## The exercise
Drop all images and give the records again exactly.

(Dataset items)
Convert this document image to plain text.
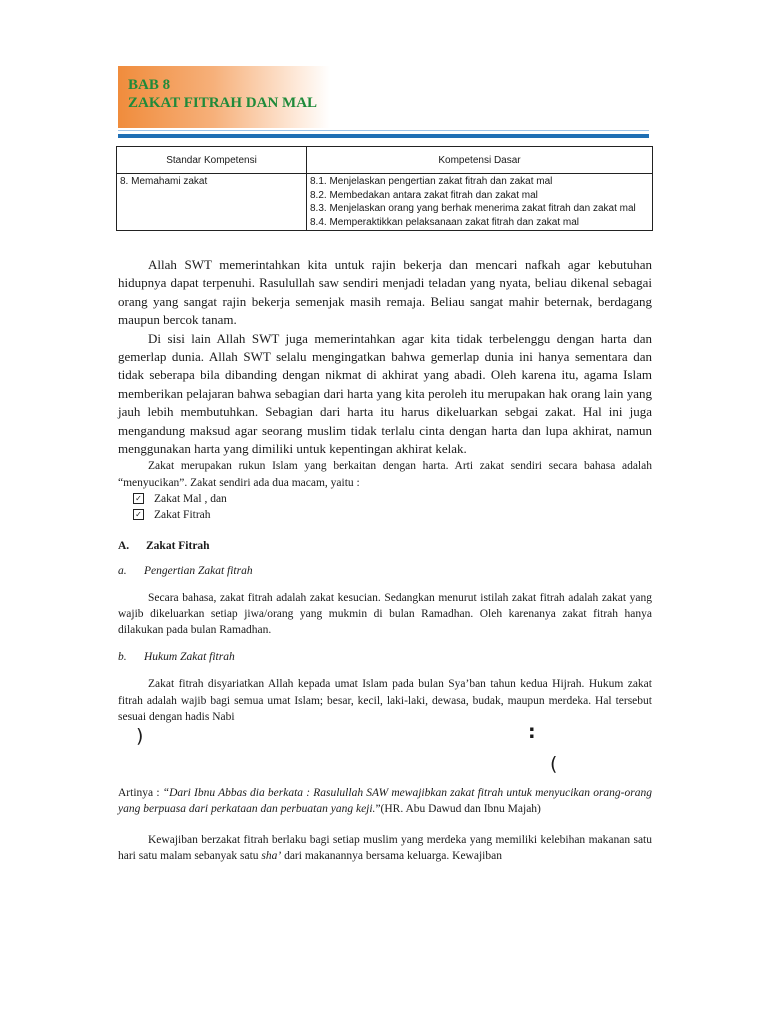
BAB 8
ZAKAT FITRAH DAN MAL
Standar Kompetensi	Kompetensi Dasar
8. Memahami zakat	8.1. Menjelaskan pengertian zakat fitrah dan zakat mal
8.2. Membedakan antara zakat fitrah dan zakat mal
8.3. Menjelaskan orang yang berhak menerima zakat fitrah dan zakat mal
8.4. Memperaktikkan pelaksanaan zakat fitrah dan zakat mal

Allah SWT memerintahkan kita untuk rajin bekerja dan mencari nafkah agar kebutuhan hidupnya dapat terpenuhi. Rasulullah saw sendiri menjadi teladan yang nyata, beliau dikenal sebagai orang yang sangat rajin bekerja semenjak masih remaja. Beliau sangat mahir beternak, berdagang maupun bercok tanam.

Di sisi lain Allah SWT juga memerintahkan agar kita tidak terbelenggu dengan harta dan gemerlap dunia. Allah SWT selalu mengingatkan bahwa gemerlap dunia ini hanya sementara dan tidak seberapa bila dibanding dengan nikmat di akhirat yang abadi. Oleh karena itu, agama Islam memberikan pelajaran bahwa sebagian dari harta yang kita peroleh itu merupakan hak orang lain yang jauh lebih membutuhkan. Sebagian dari harta itu harus dikeluarkan sebgai zakat. Hal ini juga mengandung maksud agar seorang muslim tidak terlalu cinta dengan harta dan lupa akhirat, namun menggunakan harta yang dimiliki untuk kepentingan akhirat kelak.

Zakat merupakan rukun Islam yang berkaitan dengan harta. Arti zakat sendiri secara bahasa adalah “menyucikan”. Zakat sendiri ada dua macam, yaitu :

✓ Zakat Mal , dan
✓ Zakat Fitrah

A. Zakat Fitrah

a. Pengertian Zakat fitrah

Secara bahasa, zakat fitrah adalah zakat kesucian. Sedangkan menurut istilah zakat fitrah adalah zakat yang wajib dikeluarkan setiap jiwa/orang yang mukmin di bulan Ramadhan. Oleh karenanya zakat fitrah hanya dilakukan pada bulan Ramadhan.

b. Hukum Zakat fitrah

Zakat fitrah disyariatkan Allah kepada umat Islam pada bulan Sya’ban tahun kedua Hijrah. Hukum zakat fitrah adalah wajib bagi semua umat Islam; besar, kecil, laki-laki, dewasa, budak, maupun merdeka. Hal tersebut sesuai dengan hadis Nabi

)	:
(

Artinya : “Dari Ibnu Abbas dia berkata : Rasulullah SAW mewajibkan zakat fitrah untuk menyucikan orang-orang yang berpuasa dari perkataan dan perbuatan yang keji.”(HR. Abu Dawud dan Ibnu Majah)

Kewajiban berzakat fitrah berlaku bagi setiap muslim yang merdeka yang memiliki kelebihan makanan satu hari satu malam sebanyak satu sha’ dari makanannya bersama keluarga. Kewajiban
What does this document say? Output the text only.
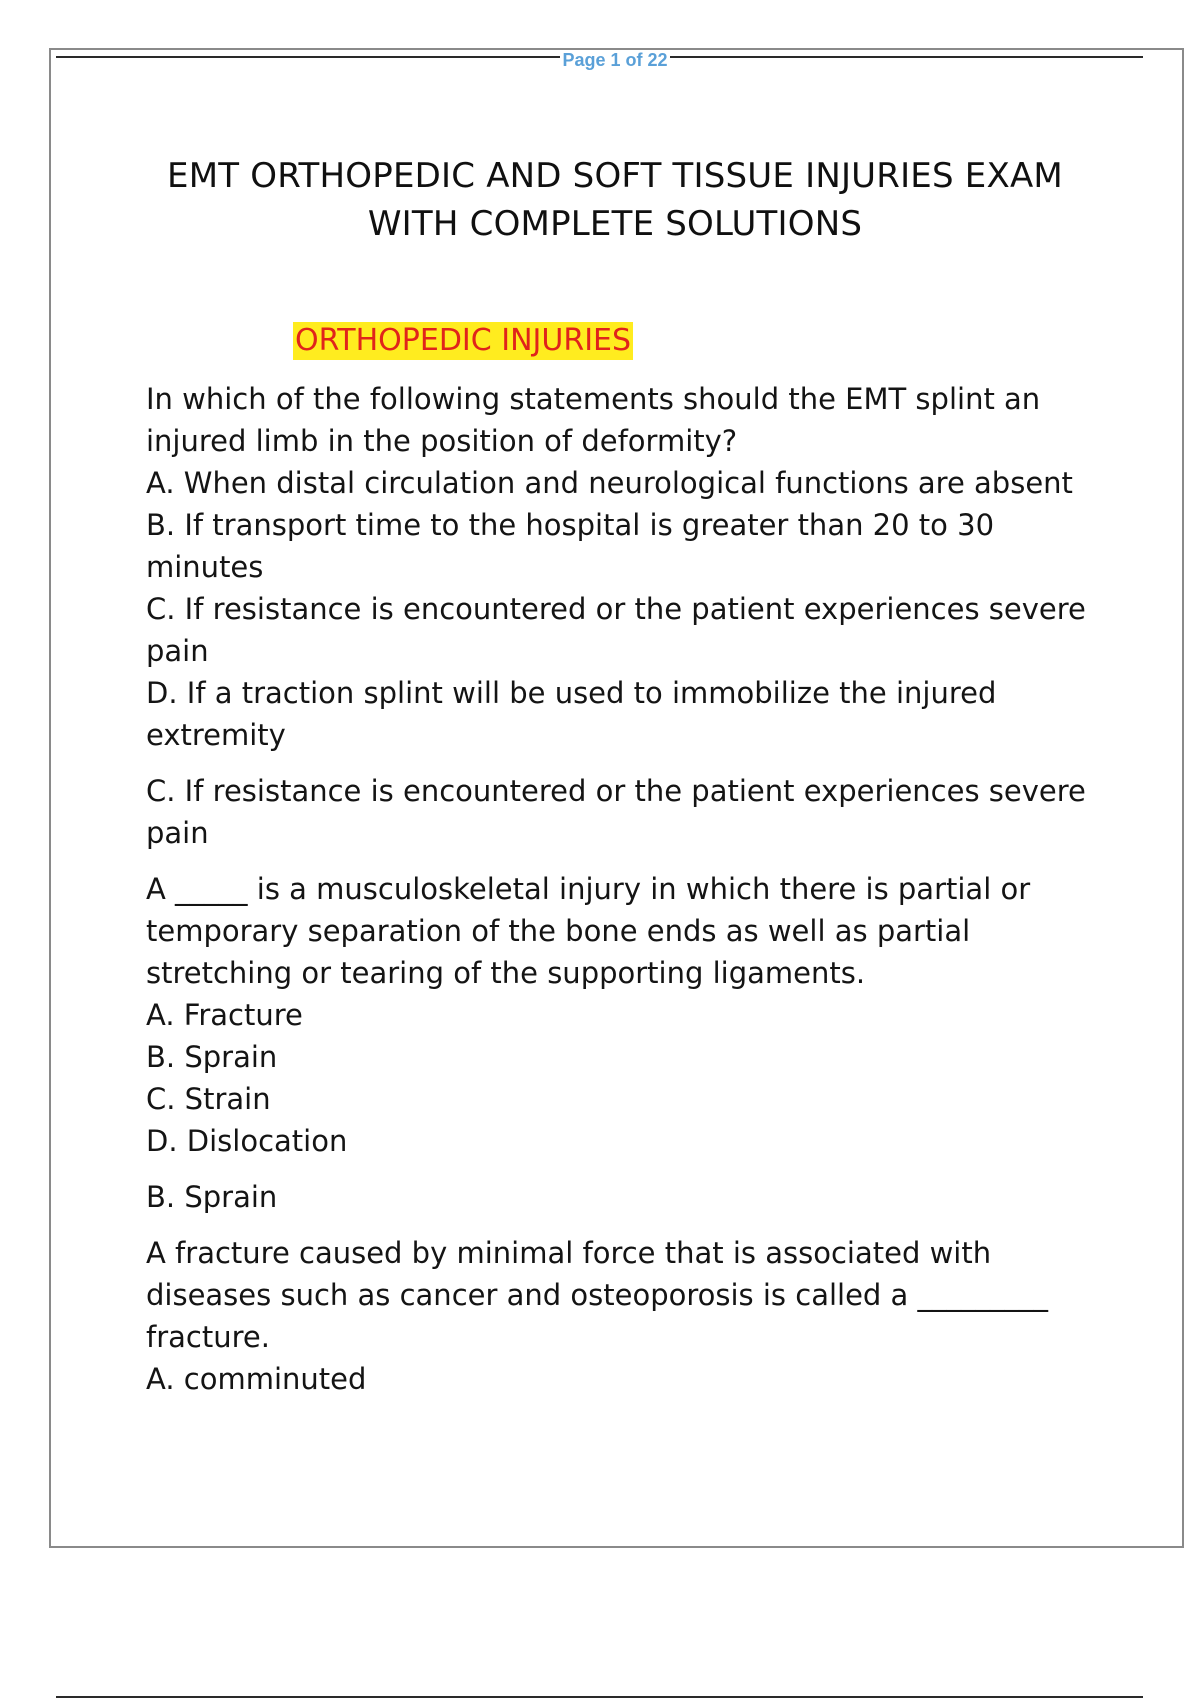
Page 1 of 22
EMT ORTHOPEDIC AND SOFT TISSUE INJURIES EXAM WITH COMPLETE SOLUTIONS
ORTHOPEDIC INJURIES

In which of the following statements should the EMT splint an injured limb in the position of deformity?

A. When distal circulation and neurological functions are absent

B. If transport time to the hospital is greater than 20 to 30 minutes

C. If resistance is encountered or the patient experiences severe pain

D. If a traction splint will be used to immobilize the injured extremity

C. If resistance is encountered or the patient experiences severe pain

A _____ is a musculoskeletal injury in which there is partial or temporary separation of the bone ends as well as partial stretching or tearing of the supporting ligaments.

A. Fracture

B. Sprain

C. Strain

D. Dislocation

B. Sprain

A fracture caused by minimal force that is associated with diseases such as cancer and osteoporosis is called a _________ fracture.

A. comminuted
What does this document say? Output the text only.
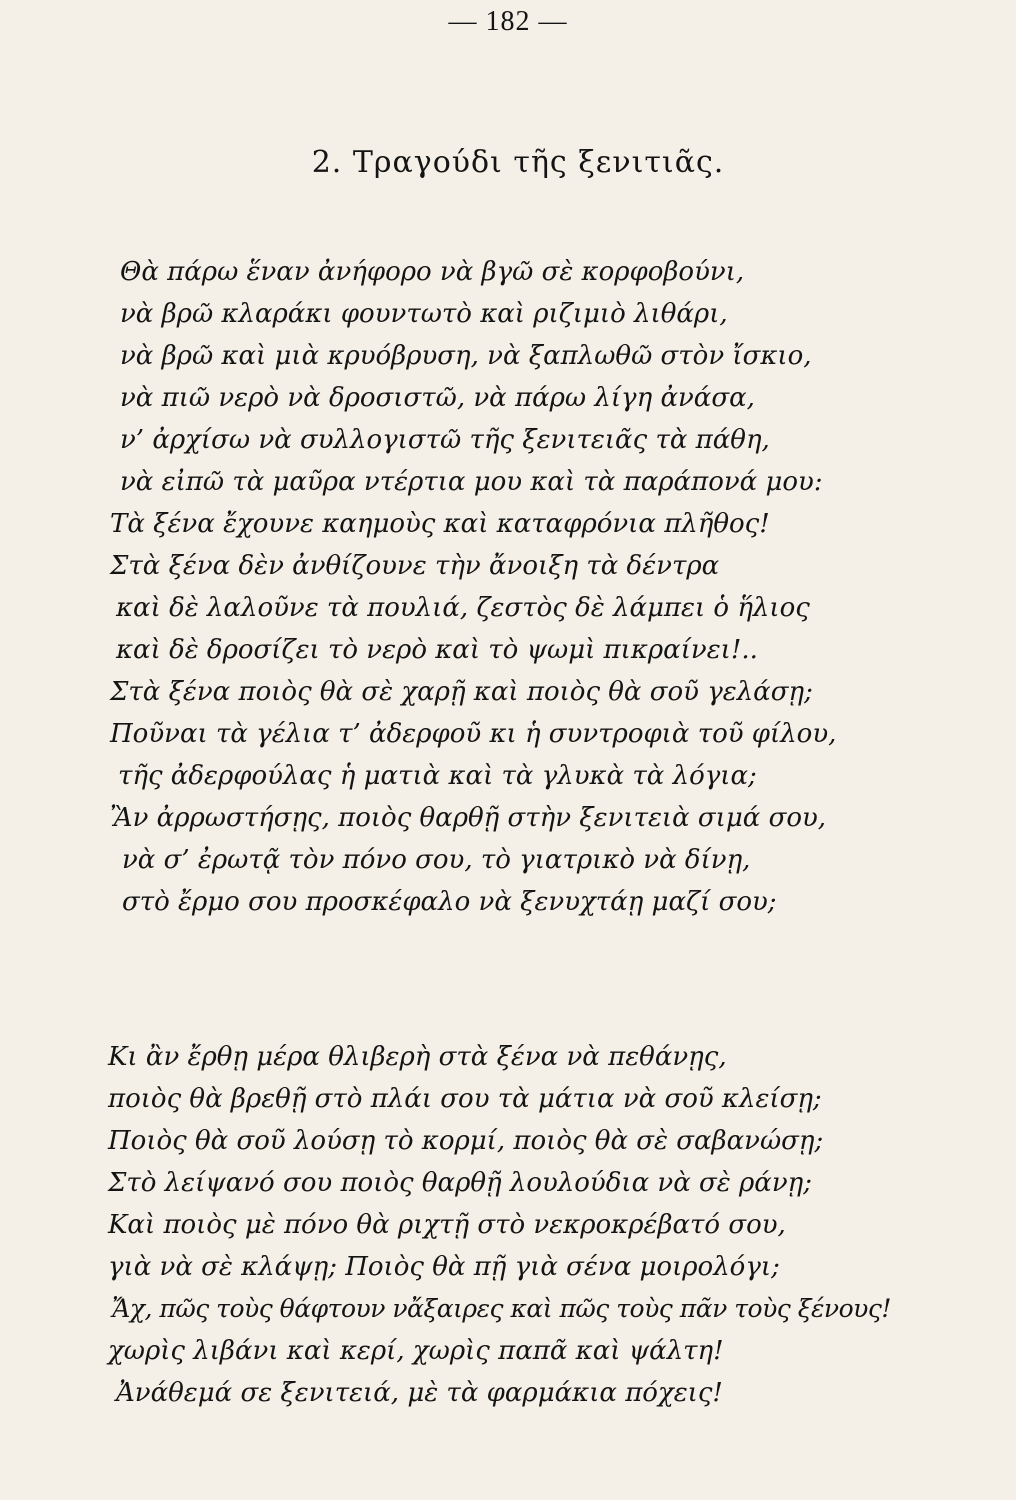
— 182 —
2. Τραγούδι τῆς ξενιτιᾶς.
Θὰ πάρω ἕναν ἀνήφορο νὰ βγῶ σὲ κορφοβούνι,
νὰ βρῶ κλαράκι φουντωτὸ καὶ ριζιμιὸ λιθάρι,
νὰ βρῶ καὶ μιὰ κρυόβρυση, νὰ ξαπλωθῶ στὸν ἴσκιο,
νὰ πιῶ νερὸ νὰ δροσιστῶ, νὰ πάρω λίγη ἀνάσα,
ν’ ἀρχίσω νὰ συλλογιστῶ τῆς ξενιτειᾶς τὰ πάθη,
νὰ εἰπῶ τὰ μαῦρα ντέρτια μου καὶ τὰ παράπονά μου:
Τὰ ξένα ἔχουνε καημοὺς καὶ καταφρόνια πλῆθος!
Στὰ ξένα δὲν ἀνθίζουνε τὴν ἄνοιξη τὰ δέντρα
καὶ δὲ λαλοῦνε τὰ πουλιά, ζεστὸς δὲ λάμπει ὁ ἥλιος
καὶ δὲ δροσίζει τὸ νερὸ καὶ τὸ ψωμὶ πικραίνει!..
Στὰ ξένα ποιὸς θὰ σὲ χαρῇ καὶ ποιὸς θὰ σοῦ γελάσῃ;
Ποῦναι τὰ γέλια τ’ ἀδερφοῦ κι ἡ συντροφιὰ τοῦ φίλου,
τῆς ἀδερφούλας ἡ ματιὰ καὶ τὰ γλυκὰ τὰ λόγια;
Ἂν ἀρρωστήσῃς, ποιὸς θαρθῇ στὴν ξενιτειὰ σιμά σου,
νὰ σ’ ἐρωτᾷ τὸν πόνο σου, τὸ γιατρικὸ νὰ δίνῃ,
στὸ ἔρμο σου προσκέφαλο νὰ ξενυχτάῃ μαζί σου;
Κι ἂν ἔρθῃ μέρα θλιβερὴ στὰ ξένα νὰ πεθάνῃς,
ποιὸς θὰ βρεθῇ στὸ πλάι σου τὰ μάτια νὰ σοῦ κλείσῃ;
Ποιὸς θὰ σοῦ λούσῃ τὸ κορμί, ποιὸς θὰ σὲ σαβανώσῃ;
Στὸ λείψανό σου ποιὸς θαρθῇ λουλούδια νὰ σὲ ράνῃ;
Καὶ ποιὸς μὲ πόνο θὰ ριχτῇ στὸ νεκροκρέβατό σου,
γιὰ νὰ σὲ κλάψῃ; Ποιὸς θὰ πῇ γιὰ σένα μοιρολόγι;
Ἄχ, πῶς τοὺς θάφτουν νἄξαιρες καὶ πῶς τοὺς πᾶν τοὺς ξένους!
χωρὶς λιβάνι καὶ κερί, χωρὶς παπᾶ καὶ ψάλτη!
Ἀνάθεμά σε ξενιτειά, μὲ τὰ φαρμάκια πόχεις!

## Answer to the task
Convert this document image to plain text.
BAB 8
ZAKAT FITRAH DAN MAL
Standar Kompetensi	Kompetensi Dasar
8. Memahami zakat	8.1. Menjelaskan pengertian zakat fitrah dan zakat mal
8.2. Membedakan antara zakat fitrah dan zakat mal
8.3. Menjelaskan orang yang berhak menerima zakat fitrah dan zakat mal
8.4. Memperaktikkan pelaksanaan zakat fitrah dan zakat mal

Allah SWT memerintahkan kita untuk rajin bekerja dan mencari nafkah agar kebutuhan hidupnya dapat terpenuhi. Rasulullah saw sendiri menjadi teladan yang nyata, beliau dikenal sebagai orang yang sangat rajin bekerja semenjak masih remaja. Beliau sangat mahir beternak, berdagang maupun bercok tanam.

Di sisi lain Allah SWT juga memerintahkan agar kita tidak terbelenggu dengan harta dan gemerlap dunia. Allah SWT selalu mengingatkan bahwa gemerlap dunia ini hanya sementara dan tidak seberapa bila dibanding dengan nikmat di akhirat yang abadi. Oleh karena itu, agama Islam memberikan pelajaran bahwa sebagian dari harta yang kita peroleh itu merupakan hak orang lain yang jauh lebih membutuhkan. Sebagian dari harta itu harus dikeluarkan sebgai zakat. Hal ini juga mengandung maksud agar seorang muslim tidak terlalu cinta dengan harta dan lupa akhirat, namun menggunakan harta yang dimiliki untuk kepentingan akhirat kelak.

Zakat merupakan rukun Islam yang berkaitan dengan harta. Arti zakat sendiri secara bahasa adalah “menyucikan”. Zakat sendiri ada dua macam, yaitu :

✓ Zakat Mal , dan
✓ Zakat Fitrah

A. Zakat Fitrah

a. Pengertian Zakat fitrah

Secara bahasa, zakat fitrah adalah zakat kesucian. Sedangkan menurut istilah zakat fitrah adalah zakat yang wajib dikeluarkan setiap jiwa/orang yang mukmin di bulan Ramadhan. Oleh karenanya zakat fitrah hanya dilakukan pada bulan Ramadhan.

b. Hukum Zakat fitrah

Zakat fitrah disyariatkan Allah kepada umat Islam pada bulan Sya’ban tahun kedua Hijrah. Hukum zakat fitrah adalah wajib bagi semua umat Islam; besar, kecil, laki-laki, dewasa, budak, maupun merdeka. Hal tersebut sesuai dengan hadis Nabi

)	:
(

Artinya : “Dari Ibnu Abbas dia berkata : Rasulullah SAW mewajibkan zakat fitrah untuk menyucikan orang-orang yang berpuasa dari perkataan dan perbuatan yang keji.”(HR. Abu Dawud dan Ibnu Majah)

Kewajiban berzakat fitrah berlaku bagi setiap muslim yang merdeka yang memiliki kelebihan makanan satu hari satu malam sebanyak satu sha’ dari makanannya bersama keluarga. Kewajiban
What does this document say? Output the text only.
Page 1 of 22
EMT ORTHOPEDIC AND SOFT TISSUE INJURIES EXAM WITH COMPLETE SOLUTIONS
ORTHOPEDIC INJURIES

In which of the following statements should the EMT splint an injured limb in the position of deformity?

A. When distal circulation and neurological functions are absent

B. If transport time to the hospital is greater than 20 to 30 minutes

C. If resistance is encountered or the patient experiences severe pain

D. If a traction splint will be used to immobilize the injured extremity

C. If resistance is encountered or the patient experiences severe pain

A _____ is a musculoskeletal injury in which there is partial or temporary separation of the bone ends as well as partial stretching or tearing of the supporting ligaments.

A. Fracture

B. Sprain

C. Strain

D. Dislocation

B. Sprain

A fracture caused by minimal force that is associated with diseases such as cancer and osteoporosis is called a _________ fracture.

A. comminuted
What does this document say? Output the text only.
— 182 —
2. Τραγούδι τῆς ξενιτιᾶς.
Θὰ πάρω ἕναν ἀνήφορο νὰ βγῶ σὲ κορφοβούνι,
νὰ βρῶ κλαράκι φουντωτὸ καὶ ριζιμιὸ λιθάρι,
νὰ βρῶ καὶ μιὰ κρυόβρυση, νὰ ξαπλωθῶ στὸν ἴσκιο,
νὰ πιῶ νερὸ νὰ δροσιστῶ, νὰ πάρω λίγη ἀνάσα,
ν’ ἀρχίσω νὰ συλλογιστῶ τῆς ξενιτειᾶς τὰ πάθη,
νὰ εἰπῶ τὰ μαῦρα ντέρτια μου καὶ τὰ παράπονά μου:
Τὰ ξένα ἔχουνε καημοὺς καὶ καταφρόνια πλῆθος!
Στὰ ξένα δὲν ἀνθίζουνε τὴν ἄνοιξη τὰ δέντρα
καὶ δὲ λαλοῦνε τὰ πουλιά, ζεστὸς δὲ λάμπει ὁ ἥλιος
καὶ δὲ δροσίζει τὸ νερὸ καὶ τὸ ψωμὶ πικραίνει!..
Στὰ ξένα ποιὸς θὰ σὲ χαρῇ καὶ ποιὸς θὰ σοῦ γελάσῃ;
Ποῦναι τὰ γέλια τ’ ἀδερφοῦ κι ἡ συντροφιὰ τοῦ φίλου,
τῆς ἀδερφούλας ἡ ματιὰ καὶ τὰ γλυκὰ τὰ λόγια;
Ἂν ἀρρωστήσῃς, ποιὸς θαρθῇ στὴν ξενιτειὰ σιμά σου,
νὰ σ’ ἐρωτᾷ τὸν πόνο σου, τὸ γιατρικὸ νὰ δίνῃ,
στὸ ἔρμο σου προσκέφαλο νὰ ξενυχτάῃ μαζί σου;
Κι ἂν ἔρθῃ μέρα θλιβερὴ στὰ ξένα νὰ πεθάνῃς,
ποιὸς θὰ βρεθῇ στὸ πλάι σου τὰ μάτια νὰ σοῦ κλείσῃ;
Ποιὸς θὰ σοῦ λούσῃ τὸ κορμί, ποιὸς θὰ σὲ σαβανώσῃ;
Στὸ λείψανό σου ποιὸς θαρθῇ λουλούδια νὰ σὲ ράνῃ;
Καὶ ποιὸς μὲ πόνο θὰ ριχτῇ στὸ νεκροκρέβατό σου,
γιὰ νὰ σὲ κλάψῃ; Ποιὸς θὰ πῇ γιὰ σένα μοιρολόγι;
Ἄχ, πῶς τοὺς θάφτουν νἄξαιρες καὶ πῶς τοὺς πᾶν τοὺς ξένους!
χωρὶς λιβάνι καὶ κερί, χωρὶς παπᾶ καὶ ψάλτη!
Ἀνάθεμά σε ξενιτειά, μὲ τὰ φαρμάκια πόχεις!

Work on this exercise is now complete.